- **RECORDED INFORMATION**
## Start
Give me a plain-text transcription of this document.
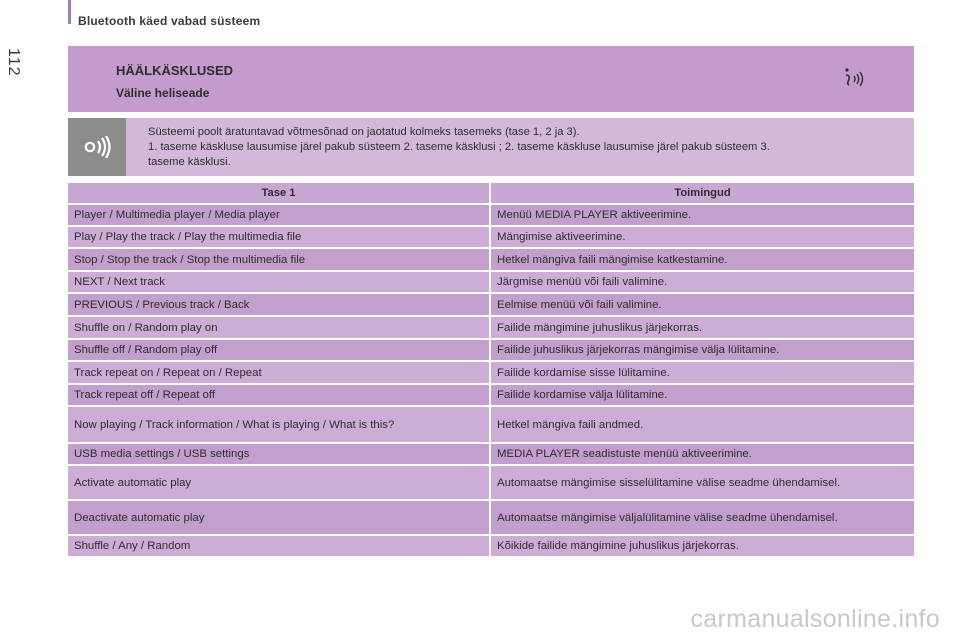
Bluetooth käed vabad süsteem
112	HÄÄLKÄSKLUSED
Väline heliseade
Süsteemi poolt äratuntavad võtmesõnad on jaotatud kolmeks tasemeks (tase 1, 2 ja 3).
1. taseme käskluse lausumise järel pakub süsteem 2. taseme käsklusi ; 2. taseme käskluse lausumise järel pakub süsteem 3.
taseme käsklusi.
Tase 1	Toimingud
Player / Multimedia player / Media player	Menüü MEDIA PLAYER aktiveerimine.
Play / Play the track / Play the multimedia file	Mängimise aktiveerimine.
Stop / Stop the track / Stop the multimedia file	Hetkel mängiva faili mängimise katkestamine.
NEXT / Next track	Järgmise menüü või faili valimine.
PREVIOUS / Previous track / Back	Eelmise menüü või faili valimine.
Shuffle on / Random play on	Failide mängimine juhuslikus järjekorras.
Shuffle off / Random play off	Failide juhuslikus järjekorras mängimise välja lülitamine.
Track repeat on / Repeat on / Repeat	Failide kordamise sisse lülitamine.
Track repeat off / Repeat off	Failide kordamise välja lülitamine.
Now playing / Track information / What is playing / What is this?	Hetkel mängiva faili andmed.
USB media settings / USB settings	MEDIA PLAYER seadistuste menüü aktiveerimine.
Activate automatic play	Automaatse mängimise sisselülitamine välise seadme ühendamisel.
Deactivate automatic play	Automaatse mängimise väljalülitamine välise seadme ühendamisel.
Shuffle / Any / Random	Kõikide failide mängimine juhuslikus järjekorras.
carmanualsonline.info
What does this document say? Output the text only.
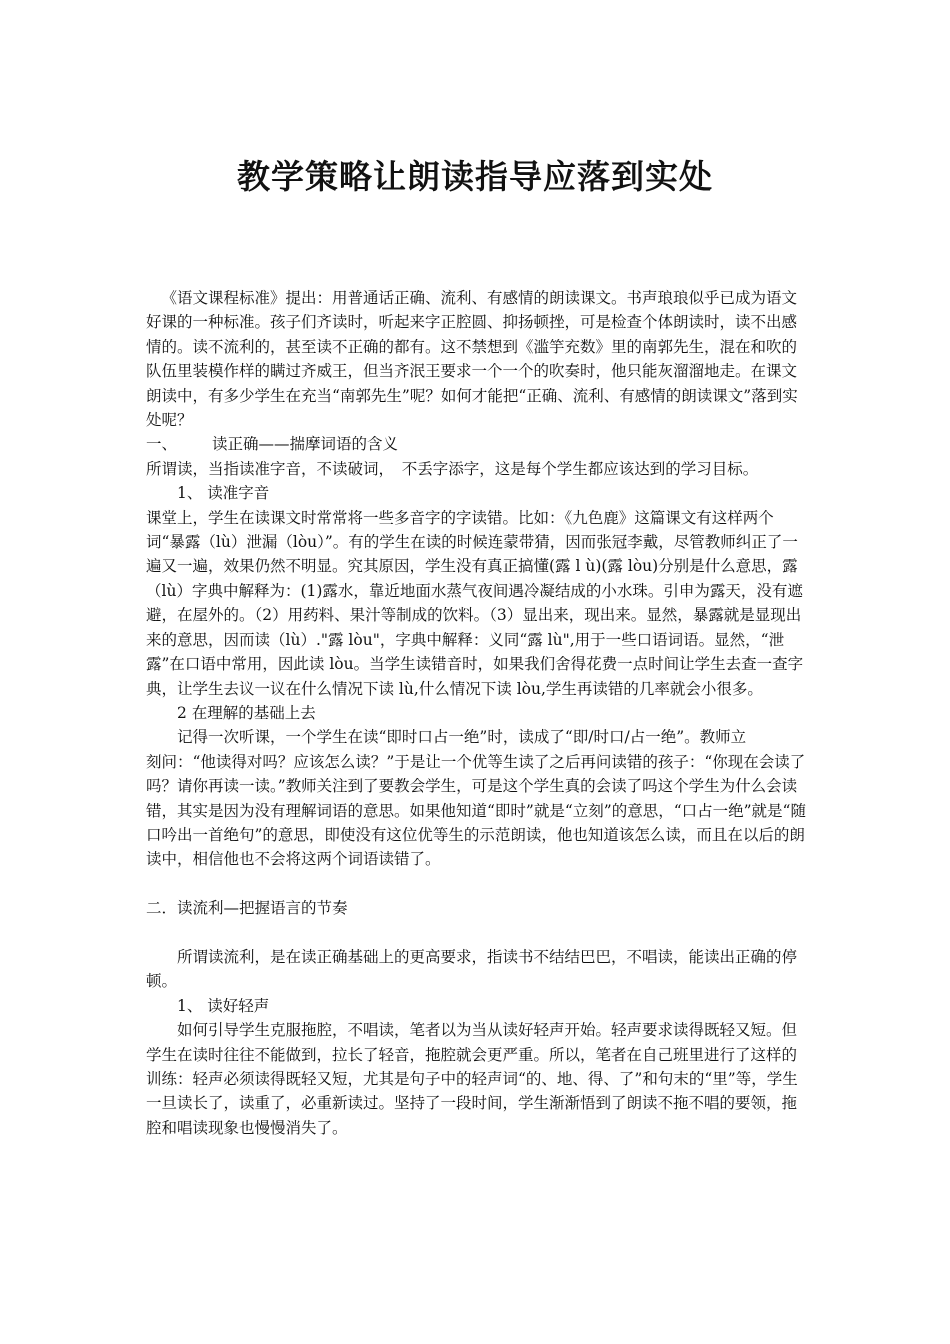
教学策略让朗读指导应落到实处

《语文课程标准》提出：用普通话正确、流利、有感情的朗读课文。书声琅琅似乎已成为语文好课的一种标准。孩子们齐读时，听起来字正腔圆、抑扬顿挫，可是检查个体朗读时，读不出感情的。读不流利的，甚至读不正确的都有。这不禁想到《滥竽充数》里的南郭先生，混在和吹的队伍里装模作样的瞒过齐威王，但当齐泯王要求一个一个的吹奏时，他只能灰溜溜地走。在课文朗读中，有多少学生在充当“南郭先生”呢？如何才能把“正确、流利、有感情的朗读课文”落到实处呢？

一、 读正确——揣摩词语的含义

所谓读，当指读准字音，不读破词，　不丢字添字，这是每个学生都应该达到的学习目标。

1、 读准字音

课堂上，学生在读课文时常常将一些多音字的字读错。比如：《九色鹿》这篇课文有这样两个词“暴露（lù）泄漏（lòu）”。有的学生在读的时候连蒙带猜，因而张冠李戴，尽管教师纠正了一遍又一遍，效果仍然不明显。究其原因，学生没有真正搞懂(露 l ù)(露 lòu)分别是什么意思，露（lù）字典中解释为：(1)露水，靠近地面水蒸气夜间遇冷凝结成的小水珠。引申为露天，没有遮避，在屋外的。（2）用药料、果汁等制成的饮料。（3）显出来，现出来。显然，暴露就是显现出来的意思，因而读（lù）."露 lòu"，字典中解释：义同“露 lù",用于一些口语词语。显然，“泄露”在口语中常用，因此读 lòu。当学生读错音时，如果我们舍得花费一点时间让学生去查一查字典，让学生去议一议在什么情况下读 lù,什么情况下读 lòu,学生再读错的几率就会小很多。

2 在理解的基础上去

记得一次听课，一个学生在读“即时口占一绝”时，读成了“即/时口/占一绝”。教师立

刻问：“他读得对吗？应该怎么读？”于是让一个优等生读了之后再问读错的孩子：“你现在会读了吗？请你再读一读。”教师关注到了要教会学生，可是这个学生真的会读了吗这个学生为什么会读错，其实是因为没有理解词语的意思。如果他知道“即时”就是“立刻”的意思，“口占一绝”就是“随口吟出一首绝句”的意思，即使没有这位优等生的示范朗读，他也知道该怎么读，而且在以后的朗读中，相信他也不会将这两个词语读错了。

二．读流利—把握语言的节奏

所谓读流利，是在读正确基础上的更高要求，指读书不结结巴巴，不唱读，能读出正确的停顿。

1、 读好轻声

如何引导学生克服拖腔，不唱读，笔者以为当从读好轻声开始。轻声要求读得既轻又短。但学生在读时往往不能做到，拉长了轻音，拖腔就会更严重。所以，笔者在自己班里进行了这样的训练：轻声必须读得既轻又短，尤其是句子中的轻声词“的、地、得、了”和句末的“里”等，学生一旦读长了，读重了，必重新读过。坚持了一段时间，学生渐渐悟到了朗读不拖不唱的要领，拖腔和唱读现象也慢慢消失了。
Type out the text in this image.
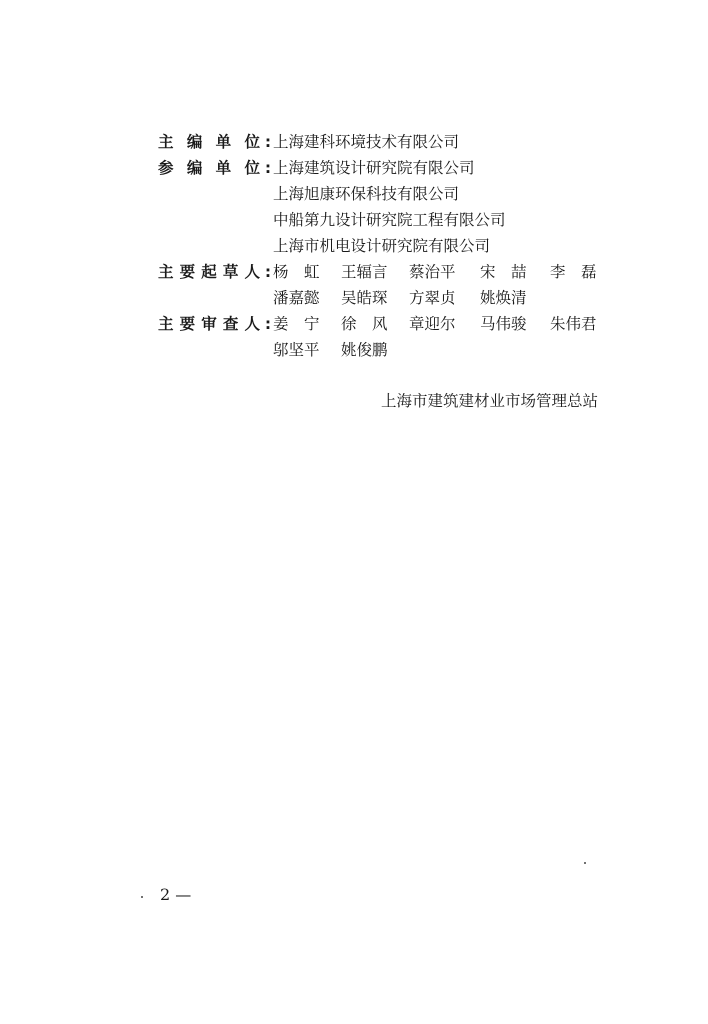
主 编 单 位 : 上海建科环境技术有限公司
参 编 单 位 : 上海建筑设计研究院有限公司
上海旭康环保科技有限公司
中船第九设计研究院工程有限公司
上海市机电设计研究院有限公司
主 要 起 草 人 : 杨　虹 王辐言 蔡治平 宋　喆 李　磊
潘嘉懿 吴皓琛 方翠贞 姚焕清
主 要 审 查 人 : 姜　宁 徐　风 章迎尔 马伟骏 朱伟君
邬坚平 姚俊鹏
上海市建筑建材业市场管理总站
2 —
## End
- **WORK INSTRUCTIONS**
Write the records out again in full, exactly, and skip every picture.

- **OUTPUT BELOW**
Give me a plain-text transcription of this document.
Bluetooth käed vabad süsteem
112	HÄÄLKÄSKLUSED
Väline heliseade
Süsteemi poolt äratuntavad võtmesõnad on jaotatud kolmeks tasemeks (tase 1, 2 ja 3).
1. taseme käskluse lausumise järel pakub süsteem 2. taseme käsklusi ; 2. taseme käskluse lausumise järel pakub süsteem 3.
taseme käsklusi.
Tase 1	Toimingud
Player / Multimedia player / Media player	Menüü MEDIA PLAYER aktiveerimine.
Play / Play the track / Play the multimedia file	Mängimise aktiveerimine.
Stop / Stop the track / Stop the multimedia file	Hetkel mängiva faili mängimise katkestamine.
NEXT / Next track	Järgmise menüü või faili valimine.
PREVIOUS / Previous track / Back	Eelmise menüü või faili valimine.
Shuffle on / Random play on	Failide mängimine juhuslikus järjekorras.
Shuffle off / Random play off	Failide juhuslikus järjekorras mängimise välja lülitamine.
Track repeat on / Repeat on / Repeat	Failide kordamise sisse lülitamine.
Track repeat off / Repeat off	Failide kordamise välja lülitamine.
Now playing / Track information / What is playing / What is this?	Hetkel mängiva faili andmed.
USB media settings / USB settings	MEDIA PLAYER seadistuste menüü aktiveerimine.
Activate automatic play	Automaatse mängimise sisselülitamine välise seadme ühendamisel.
Deactivate automatic play	Automaatse mängimise väljalülitamine välise seadme ühendamisel.
Shuffle / Any / Random	Kõikide failide mängimine juhuslikus järjekorras.
carmanualsonline.info
What does this document say? Output the text only.
教学策略让朗读指导应落到实处

《语文课程标准》提出：用普通话正确、流利、有感情的朗读课文。书声琅琅似乎已成为语文好课的一种标准。孩子们齐读时，听起来字正腔圆、抑扬顿挫，可是检查个体朗读时，读不出感情的。读不流利的，甚至读不正确的都有。这不禁想到《滥竽充数》里的南郭先生，混在和吹的队伍里装模作样的瞒过齐威王，但当齐泯王要求一个一个的吹奏时，他只能灰溜溜地走。在课文朗读中，有多少学生在充当“南郭先生”呢？如何才能把“正确、流利、有感情的朗读课文”落到实处呢？

一、 读正确——揣摩词语的含义

所谓读，当指读准字音，不读破词，　不丢字添字，这是每个学生都应该达到的学习目标。

1、 读准字音

课堂上，学生在读课文时常常将一些多音字的字读错。比如：《九色鹿》这篇课文有这样两个词“暴露（lù）泄漏（lòu）”。有的学生在读的时候连蒙带猜，因而张冠李戴，尽管教师纠正了一遍又一遍，效果仍然不明显。究其原因，学生没有真正搞懂(露 l ù)(露 lòu)分别是什么意思，露（lù）字典中解释为：(1)露水，靠近地面水蒸气夜间遇冷凝结成的小水珠。引申为露天，没有遮避，在屋外的。（2）用药料、果汁等制成的饮料。（3）显出来，现出来。显然，暴露就是显现出来的意思，因而读（lù）."露 lòu"，字典中解释：义同“露 lù",用于一些口语词语。显然，“泄露”在口语中常用，因此读 lòu。当学生读错音时，如果我们舍得花费一点时间让学生去查一查字典，让学生去议一议在什么情况下读 lù,什么情况下读 lòu,学生再读错的几率就会小很多。

2 在理解的基础上去

记得一次听课，一个学生在读“即时口占一绝”时，读成了“即/时口/占一绝”。教师立

刻问：“他读得对吗？应该怎么读？”于是让一个优等生读了之后再问读错的孩子：“你现在会读了吗？请你再读一读。”教师关注到了要教会学生，可是这个学生真的会读了吗这个学生为什么会读错，其实是因为没有理解词语的意思。如果他知道“即时”就是“立刻”的意思，“口占一绝”就是“随口吟出一首绝句”的意思，即使没有这位优等生的示范朗读，他也知道该怎么读，而且在以后的朗读中，相信他也不会将这两个词语读错了。

二．读流利—把握语言的节奏

所谓读流利，是在读正确基础上的更高要求，指读书不结结巴巴，不唱读，能读出正确的停顿。

1、 读好轻声

如何引导学生克服拖腔，不唱读，笔者以为当从读好轻声开始。轻声要求读得既轻又短。但学生在读时往往不能做到，拉长了轻音，拖腔就会更严重。所以，笔者在自己班里进行了这样的训练：轻声必须读得既轻又短，尤其是句子中的轻声词“的、地、得、了”和句末的“里”等，学生一旦读长了，读重了，必重新读过。坚持了一段时间，学生渐渐悟到了朗读不拖不唱的要领，拖腔和唱读现象也慢慢消失了。
Type out the text in this image.
主 编 单 位 : 上海建科环境技术有限公司
参 编 单 位 : 上海建筑设计研究院有限公司
上海旭康环保科技有限公司
中船第九设计研究院工程有限公司
上海市机电设计研究院有限公司
主 要 起 草 人 : 杨　虹 王辐言 蔡治平 宋　喆 李　磊
潘嘉懿 吴皓琛 方翠贞 姚焕清
主 要 审 查 人 : 姜　宁 徐　风 章迎尔 马伟骏 朱伟君
邬坚平 姚俊鹏
上海市建筑建材业市场管理总站
2 —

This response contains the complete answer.